Extracted data entries
● ● ● ●

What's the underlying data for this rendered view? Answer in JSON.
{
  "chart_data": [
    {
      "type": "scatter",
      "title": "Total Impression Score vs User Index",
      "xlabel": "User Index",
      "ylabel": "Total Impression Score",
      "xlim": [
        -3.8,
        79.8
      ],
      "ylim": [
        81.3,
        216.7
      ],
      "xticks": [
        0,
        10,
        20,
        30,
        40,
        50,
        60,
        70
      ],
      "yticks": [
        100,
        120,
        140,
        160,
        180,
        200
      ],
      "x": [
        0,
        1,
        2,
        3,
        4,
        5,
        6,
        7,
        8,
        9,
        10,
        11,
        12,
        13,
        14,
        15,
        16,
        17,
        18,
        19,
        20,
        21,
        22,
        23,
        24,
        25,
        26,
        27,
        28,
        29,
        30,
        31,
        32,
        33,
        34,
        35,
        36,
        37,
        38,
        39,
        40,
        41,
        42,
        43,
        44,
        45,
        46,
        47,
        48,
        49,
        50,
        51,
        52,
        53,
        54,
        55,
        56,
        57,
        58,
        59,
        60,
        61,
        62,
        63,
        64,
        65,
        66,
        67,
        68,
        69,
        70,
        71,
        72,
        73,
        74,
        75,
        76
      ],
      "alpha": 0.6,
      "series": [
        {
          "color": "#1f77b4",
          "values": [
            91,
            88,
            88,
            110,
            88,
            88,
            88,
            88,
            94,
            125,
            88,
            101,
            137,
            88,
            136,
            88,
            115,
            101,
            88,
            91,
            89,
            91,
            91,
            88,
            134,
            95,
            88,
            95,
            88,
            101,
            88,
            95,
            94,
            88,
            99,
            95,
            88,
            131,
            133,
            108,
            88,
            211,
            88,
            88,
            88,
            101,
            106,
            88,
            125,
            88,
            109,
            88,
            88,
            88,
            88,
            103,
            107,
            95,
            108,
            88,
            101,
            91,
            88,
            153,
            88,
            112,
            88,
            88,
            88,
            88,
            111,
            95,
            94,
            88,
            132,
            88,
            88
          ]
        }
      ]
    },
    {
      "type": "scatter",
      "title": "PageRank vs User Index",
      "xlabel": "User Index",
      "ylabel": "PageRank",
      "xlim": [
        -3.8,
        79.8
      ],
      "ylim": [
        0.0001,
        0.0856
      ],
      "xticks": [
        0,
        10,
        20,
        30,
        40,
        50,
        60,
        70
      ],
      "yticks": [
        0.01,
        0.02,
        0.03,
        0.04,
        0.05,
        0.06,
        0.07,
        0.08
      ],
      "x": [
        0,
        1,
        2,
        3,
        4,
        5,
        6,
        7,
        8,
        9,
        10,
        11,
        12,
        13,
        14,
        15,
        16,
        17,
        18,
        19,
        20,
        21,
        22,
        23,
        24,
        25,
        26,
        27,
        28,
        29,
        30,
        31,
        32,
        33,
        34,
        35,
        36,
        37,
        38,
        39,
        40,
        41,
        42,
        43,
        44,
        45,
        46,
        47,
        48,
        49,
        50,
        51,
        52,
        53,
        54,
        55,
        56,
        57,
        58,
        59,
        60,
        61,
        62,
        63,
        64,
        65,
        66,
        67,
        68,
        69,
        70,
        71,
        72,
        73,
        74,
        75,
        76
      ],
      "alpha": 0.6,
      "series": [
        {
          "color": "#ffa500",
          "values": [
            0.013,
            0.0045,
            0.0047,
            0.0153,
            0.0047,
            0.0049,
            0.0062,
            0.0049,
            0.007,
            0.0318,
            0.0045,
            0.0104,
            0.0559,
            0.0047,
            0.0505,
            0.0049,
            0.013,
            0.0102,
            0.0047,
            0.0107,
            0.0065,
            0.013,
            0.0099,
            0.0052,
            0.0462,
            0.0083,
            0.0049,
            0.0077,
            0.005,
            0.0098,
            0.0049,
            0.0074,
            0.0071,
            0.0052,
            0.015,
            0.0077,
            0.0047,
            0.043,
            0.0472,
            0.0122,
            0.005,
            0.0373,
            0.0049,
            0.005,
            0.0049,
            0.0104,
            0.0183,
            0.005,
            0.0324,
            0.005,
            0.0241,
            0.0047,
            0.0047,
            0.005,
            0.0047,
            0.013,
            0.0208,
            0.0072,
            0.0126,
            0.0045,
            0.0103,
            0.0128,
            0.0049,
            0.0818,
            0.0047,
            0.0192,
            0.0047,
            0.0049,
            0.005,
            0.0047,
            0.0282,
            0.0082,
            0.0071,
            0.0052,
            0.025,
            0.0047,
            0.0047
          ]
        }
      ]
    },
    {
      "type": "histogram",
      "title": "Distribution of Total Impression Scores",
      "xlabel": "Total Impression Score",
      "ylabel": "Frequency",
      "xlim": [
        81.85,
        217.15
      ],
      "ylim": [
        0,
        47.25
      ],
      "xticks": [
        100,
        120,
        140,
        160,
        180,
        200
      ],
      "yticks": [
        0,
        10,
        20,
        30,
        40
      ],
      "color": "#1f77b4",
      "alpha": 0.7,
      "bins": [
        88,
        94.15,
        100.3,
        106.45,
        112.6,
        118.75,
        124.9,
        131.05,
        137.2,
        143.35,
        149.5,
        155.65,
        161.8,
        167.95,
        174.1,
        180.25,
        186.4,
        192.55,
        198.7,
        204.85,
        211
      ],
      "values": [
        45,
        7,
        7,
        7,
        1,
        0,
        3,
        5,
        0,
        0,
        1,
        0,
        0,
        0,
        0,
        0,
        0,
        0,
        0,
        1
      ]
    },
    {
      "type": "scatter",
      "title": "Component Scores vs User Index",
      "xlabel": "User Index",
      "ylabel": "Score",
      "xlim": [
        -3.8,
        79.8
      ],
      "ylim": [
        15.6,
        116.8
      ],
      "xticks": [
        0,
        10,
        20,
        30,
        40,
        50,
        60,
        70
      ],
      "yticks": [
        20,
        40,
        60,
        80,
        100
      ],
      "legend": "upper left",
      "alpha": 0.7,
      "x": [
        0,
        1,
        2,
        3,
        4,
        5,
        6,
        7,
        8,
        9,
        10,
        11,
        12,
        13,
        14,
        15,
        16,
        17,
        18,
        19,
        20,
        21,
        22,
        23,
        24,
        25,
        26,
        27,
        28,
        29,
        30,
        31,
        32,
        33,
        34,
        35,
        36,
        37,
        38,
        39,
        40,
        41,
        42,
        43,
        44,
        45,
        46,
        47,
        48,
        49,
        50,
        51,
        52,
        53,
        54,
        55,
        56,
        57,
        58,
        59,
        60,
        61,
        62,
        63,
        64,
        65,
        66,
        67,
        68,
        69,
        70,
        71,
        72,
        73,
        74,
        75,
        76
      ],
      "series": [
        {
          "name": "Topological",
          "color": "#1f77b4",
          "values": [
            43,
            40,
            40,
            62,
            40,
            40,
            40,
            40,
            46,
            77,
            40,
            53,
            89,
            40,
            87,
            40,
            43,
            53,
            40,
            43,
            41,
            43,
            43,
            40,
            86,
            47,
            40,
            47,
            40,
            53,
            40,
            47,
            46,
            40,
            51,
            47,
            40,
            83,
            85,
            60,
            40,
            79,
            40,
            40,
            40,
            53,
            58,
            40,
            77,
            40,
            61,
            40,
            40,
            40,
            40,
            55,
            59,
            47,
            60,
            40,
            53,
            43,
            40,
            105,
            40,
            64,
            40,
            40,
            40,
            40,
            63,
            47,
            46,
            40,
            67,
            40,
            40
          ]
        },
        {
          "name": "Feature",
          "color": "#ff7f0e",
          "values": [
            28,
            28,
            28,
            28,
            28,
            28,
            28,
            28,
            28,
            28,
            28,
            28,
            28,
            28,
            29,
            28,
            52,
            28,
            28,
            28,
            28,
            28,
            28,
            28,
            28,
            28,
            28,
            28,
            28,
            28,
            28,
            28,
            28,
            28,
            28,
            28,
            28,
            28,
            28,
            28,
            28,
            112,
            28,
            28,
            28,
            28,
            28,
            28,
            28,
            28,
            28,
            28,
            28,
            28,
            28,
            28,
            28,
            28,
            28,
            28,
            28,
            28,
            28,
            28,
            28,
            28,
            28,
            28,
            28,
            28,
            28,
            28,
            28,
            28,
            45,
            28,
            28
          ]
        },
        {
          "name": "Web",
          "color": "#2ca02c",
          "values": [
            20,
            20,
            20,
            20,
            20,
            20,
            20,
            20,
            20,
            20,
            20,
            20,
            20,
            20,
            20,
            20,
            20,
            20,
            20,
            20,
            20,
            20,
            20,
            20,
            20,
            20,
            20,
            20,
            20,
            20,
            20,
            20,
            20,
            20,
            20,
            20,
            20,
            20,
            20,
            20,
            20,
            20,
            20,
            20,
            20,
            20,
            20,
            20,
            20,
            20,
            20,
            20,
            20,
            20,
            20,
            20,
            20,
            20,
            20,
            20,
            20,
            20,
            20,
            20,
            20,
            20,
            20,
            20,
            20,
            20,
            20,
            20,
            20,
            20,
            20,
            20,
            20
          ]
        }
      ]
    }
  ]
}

● ● ● ●

→ **Problem details**:
Identify all lines where the word "color" shows up. Copy them.

→ **Solution**:
          "color": "#1f77b4",
          "color": "#ffa500",
      "color": "#1f77b4",
          "color": "#1f77b4",
          "color": "#ff7f0e",
          "color": "#2ca02c",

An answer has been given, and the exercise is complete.